# Request
Filter the data for lines with the word "instrument", then copy every line so identified.

Collected data
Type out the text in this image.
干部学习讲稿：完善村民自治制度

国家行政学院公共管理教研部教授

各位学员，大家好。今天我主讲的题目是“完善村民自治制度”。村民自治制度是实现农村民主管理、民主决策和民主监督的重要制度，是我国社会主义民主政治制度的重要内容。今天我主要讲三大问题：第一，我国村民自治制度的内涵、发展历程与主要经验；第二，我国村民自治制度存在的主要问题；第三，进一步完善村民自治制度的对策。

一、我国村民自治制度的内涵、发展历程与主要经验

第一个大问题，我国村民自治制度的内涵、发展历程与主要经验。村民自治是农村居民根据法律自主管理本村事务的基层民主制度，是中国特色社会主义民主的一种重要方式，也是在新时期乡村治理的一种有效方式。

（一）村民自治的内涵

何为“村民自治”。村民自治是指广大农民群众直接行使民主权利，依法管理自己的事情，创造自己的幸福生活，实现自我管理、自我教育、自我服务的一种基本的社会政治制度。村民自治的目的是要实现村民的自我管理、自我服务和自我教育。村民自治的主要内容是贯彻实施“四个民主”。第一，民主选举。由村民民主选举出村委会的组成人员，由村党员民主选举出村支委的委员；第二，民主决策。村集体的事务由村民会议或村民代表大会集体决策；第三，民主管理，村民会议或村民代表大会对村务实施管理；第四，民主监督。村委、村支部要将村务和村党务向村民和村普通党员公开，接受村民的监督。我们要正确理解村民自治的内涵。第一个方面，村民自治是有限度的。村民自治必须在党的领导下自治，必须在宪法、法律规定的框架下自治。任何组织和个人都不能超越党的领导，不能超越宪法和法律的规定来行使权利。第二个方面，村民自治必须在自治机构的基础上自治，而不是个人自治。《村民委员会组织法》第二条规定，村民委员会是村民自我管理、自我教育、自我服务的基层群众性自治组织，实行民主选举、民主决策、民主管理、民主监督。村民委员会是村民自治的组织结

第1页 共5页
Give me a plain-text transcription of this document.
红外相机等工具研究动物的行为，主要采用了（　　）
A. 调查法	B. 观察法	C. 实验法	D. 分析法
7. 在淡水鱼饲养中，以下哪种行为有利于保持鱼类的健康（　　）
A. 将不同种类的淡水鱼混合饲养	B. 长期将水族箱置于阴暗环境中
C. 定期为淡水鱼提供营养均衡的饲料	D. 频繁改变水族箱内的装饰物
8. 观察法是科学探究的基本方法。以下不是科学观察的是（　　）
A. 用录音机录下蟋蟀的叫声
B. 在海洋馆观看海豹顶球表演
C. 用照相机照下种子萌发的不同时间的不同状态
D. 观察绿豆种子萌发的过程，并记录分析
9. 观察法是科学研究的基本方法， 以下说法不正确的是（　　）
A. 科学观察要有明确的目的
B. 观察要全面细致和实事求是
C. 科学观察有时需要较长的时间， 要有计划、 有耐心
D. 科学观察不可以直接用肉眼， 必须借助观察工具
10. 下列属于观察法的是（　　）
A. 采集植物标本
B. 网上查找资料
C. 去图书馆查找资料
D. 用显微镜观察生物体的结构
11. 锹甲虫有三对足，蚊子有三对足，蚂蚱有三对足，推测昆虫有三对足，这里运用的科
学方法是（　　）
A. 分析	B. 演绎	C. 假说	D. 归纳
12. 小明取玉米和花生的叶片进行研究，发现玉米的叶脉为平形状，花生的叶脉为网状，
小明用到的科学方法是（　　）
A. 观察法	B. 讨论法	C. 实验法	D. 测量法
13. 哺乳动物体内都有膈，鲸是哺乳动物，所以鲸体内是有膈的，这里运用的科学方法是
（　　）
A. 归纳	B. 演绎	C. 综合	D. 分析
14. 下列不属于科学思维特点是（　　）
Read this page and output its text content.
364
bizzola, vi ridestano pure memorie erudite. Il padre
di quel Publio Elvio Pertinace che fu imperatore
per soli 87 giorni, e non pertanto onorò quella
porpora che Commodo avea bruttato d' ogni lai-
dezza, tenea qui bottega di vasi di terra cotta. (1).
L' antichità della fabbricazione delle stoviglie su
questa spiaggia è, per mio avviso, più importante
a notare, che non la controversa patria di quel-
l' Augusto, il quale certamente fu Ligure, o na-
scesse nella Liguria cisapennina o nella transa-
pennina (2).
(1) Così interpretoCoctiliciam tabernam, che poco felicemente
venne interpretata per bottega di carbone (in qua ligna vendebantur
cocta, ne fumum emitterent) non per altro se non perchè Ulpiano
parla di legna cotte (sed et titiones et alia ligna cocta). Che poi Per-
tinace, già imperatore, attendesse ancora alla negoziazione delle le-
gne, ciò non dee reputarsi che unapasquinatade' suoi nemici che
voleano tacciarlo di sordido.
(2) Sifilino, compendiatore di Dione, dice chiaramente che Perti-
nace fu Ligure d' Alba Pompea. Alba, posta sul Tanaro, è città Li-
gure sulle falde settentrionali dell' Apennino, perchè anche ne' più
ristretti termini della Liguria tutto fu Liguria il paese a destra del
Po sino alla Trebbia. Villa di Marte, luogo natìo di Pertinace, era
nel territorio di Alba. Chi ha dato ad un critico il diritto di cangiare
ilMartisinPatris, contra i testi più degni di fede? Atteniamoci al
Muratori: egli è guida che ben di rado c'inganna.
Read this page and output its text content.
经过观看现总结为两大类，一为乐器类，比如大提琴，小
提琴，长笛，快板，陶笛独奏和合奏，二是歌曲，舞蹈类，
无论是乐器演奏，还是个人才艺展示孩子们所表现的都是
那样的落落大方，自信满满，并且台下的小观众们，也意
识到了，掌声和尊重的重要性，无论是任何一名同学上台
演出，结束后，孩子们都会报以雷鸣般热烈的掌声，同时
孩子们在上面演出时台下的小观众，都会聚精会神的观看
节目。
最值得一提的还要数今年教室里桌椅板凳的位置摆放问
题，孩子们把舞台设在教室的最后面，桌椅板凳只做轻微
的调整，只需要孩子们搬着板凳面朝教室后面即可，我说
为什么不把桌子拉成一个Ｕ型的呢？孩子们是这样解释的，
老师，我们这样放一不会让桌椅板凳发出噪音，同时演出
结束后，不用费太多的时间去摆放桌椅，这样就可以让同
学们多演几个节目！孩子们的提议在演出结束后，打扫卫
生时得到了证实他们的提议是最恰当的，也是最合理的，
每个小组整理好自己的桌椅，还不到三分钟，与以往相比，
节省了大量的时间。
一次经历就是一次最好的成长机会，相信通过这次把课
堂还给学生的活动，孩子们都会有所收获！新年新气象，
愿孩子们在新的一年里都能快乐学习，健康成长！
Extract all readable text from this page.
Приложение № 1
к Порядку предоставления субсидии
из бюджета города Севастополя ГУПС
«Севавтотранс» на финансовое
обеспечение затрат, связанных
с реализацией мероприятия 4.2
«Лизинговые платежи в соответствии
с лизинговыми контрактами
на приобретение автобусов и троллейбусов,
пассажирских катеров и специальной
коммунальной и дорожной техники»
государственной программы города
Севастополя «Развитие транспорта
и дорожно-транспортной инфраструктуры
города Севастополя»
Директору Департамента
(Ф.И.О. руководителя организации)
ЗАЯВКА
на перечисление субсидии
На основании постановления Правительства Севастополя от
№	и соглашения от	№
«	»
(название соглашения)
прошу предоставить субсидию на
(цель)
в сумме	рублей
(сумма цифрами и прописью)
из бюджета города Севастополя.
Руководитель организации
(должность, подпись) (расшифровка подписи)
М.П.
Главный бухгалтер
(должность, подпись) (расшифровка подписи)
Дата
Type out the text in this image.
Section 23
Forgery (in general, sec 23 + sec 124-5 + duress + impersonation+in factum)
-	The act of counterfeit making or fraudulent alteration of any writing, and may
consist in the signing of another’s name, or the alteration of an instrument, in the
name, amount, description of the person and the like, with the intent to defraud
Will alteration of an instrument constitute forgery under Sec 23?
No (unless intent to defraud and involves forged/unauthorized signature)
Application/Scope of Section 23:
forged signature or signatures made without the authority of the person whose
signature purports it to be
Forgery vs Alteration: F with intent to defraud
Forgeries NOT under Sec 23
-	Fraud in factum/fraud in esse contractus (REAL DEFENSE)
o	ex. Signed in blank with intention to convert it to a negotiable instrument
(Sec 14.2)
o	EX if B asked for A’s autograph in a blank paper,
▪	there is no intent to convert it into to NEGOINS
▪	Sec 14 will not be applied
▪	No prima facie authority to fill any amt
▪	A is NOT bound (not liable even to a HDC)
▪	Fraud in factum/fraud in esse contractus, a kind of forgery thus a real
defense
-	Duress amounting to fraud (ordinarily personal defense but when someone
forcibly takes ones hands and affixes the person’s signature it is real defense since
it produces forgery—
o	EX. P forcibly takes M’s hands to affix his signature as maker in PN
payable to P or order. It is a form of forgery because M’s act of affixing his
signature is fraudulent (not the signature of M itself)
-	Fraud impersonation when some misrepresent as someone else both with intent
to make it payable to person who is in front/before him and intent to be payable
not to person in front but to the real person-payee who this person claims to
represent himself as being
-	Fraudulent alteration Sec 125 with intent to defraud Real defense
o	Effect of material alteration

# Answer
consist in the signing of another’s name, or the alteration of an instrument, in the
Will alteration of an instrument constitute forgery under Sec 23?
o	ex. Signed in blank with intention to convert it to a negotiable instrument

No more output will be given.